___ Input
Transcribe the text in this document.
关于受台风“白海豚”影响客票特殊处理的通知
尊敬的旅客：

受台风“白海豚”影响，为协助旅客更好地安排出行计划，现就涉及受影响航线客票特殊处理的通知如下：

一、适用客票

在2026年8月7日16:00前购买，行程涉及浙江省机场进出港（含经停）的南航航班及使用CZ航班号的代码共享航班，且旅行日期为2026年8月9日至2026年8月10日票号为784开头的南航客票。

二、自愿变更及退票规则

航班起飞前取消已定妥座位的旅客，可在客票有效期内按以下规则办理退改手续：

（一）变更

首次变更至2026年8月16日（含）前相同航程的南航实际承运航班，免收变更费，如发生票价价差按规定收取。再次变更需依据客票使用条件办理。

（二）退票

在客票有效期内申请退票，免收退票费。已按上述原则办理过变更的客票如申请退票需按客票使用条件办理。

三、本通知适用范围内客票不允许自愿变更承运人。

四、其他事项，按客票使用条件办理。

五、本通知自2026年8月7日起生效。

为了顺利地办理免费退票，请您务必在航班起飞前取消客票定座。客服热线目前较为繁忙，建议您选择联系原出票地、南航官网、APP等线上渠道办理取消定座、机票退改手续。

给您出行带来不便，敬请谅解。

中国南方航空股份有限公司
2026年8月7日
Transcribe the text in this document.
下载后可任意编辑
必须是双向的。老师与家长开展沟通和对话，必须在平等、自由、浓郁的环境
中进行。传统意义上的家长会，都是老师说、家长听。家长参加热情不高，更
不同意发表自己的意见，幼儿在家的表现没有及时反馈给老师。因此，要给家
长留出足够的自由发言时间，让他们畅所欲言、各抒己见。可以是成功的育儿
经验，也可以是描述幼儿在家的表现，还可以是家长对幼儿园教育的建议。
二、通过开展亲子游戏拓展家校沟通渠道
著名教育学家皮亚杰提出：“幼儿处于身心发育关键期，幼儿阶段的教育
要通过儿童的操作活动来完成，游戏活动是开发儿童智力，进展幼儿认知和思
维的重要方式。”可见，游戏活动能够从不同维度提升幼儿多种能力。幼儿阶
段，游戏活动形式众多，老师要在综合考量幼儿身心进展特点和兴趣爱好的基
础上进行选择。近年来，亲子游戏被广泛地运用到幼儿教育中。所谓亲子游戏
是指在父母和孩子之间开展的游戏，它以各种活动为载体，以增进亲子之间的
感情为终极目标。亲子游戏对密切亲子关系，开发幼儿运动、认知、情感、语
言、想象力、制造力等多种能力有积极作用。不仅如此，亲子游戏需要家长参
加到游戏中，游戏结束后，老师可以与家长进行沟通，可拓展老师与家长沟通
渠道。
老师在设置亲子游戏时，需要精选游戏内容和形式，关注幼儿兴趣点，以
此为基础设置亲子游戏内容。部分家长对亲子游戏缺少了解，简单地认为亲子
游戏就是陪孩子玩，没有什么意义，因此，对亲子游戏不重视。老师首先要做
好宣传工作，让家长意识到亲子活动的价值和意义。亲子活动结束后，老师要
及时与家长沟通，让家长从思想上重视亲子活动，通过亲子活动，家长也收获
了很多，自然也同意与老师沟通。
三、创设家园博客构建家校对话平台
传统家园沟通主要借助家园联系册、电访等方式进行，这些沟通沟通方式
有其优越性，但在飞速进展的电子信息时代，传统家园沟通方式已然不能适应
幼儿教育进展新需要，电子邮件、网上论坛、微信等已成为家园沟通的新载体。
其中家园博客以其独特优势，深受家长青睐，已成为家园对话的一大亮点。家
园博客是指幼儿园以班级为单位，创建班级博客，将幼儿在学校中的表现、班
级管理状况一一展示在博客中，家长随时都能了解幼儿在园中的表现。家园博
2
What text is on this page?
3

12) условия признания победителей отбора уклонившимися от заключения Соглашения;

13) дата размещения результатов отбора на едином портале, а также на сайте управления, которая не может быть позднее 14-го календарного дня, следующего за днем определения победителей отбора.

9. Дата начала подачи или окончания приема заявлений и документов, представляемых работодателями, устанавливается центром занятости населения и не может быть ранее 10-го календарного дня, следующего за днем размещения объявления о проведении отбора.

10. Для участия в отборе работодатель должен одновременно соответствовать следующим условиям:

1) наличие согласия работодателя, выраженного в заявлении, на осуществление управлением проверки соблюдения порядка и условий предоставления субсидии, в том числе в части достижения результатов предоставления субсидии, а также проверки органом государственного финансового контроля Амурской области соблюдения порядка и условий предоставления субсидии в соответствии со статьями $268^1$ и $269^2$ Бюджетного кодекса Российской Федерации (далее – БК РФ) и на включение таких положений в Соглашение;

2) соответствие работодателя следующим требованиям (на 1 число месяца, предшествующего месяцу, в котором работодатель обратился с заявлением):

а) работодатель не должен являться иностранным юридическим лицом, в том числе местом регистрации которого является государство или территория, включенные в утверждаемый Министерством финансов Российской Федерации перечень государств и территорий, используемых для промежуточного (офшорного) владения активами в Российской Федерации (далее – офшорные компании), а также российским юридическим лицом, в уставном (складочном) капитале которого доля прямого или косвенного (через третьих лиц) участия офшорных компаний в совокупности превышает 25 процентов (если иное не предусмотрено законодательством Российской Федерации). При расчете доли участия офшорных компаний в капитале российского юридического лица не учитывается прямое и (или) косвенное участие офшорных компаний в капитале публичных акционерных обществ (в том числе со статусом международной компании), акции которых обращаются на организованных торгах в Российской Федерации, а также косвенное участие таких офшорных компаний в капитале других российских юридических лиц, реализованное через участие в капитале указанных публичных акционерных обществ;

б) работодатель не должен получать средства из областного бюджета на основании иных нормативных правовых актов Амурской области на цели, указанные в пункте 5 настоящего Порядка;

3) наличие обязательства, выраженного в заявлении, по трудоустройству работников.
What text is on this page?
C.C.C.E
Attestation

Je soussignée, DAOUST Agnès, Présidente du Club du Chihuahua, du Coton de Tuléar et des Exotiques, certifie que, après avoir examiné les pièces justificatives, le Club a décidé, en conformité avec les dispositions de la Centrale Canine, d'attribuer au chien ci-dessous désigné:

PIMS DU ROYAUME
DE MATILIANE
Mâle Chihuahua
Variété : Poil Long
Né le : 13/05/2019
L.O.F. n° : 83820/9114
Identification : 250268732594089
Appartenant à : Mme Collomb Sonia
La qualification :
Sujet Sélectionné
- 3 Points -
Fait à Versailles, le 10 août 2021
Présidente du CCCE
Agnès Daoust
______
■ **Problem details**
Search the listing for the word "работодатель". Copy every line in which it occurs.

■ **Expected output**
10. Для участия в отборе работодатель должен одновременно соответствовать следующим условиям:
2) соответствие работодателя следующим требованиям (на 1 число месяца, предшествующего месяцу, в котором работодатель обратился с заявлением):
а) работодатель не должен являться иностранным юридическим лицом, в том числе местом регистрации которого является государство или территория, включенные в утверждаемый Министерством финансов Российской Федерации перечень государств и территорий, используемых для промежуточного (офшорного) владения активами в Российской Федерации (далее – офшорные компании), а также российским юридическим лицом, в уставном (складочном) капитале которого доля прямого или косвенного (через третьих лиц) участия офшорных компаний в совокупности превышает 25 процентов (если иное не предусмотрено законодательством Российской Федерации). При расчете доли участия офшорных компаний в капитале российского юридического лица не учитывается прямое и (или) косвенное участие офшорных компаний в капитале публичных акционерных обществ (в том числе со статусом международной компании), акции которых обращаются на организованных торгах в Российской Федерации, а также косвенное участие таких офшорных компаний в капитале других российских юридических лиц, реализованное через участие в капитале указанных публичных акционерных обществ;
б) работодатель не должен получать средства из областного бюджета на основании иных нормативных правовых актов Амурской области на цели, указанные в пункте 5 настоящего Порядка;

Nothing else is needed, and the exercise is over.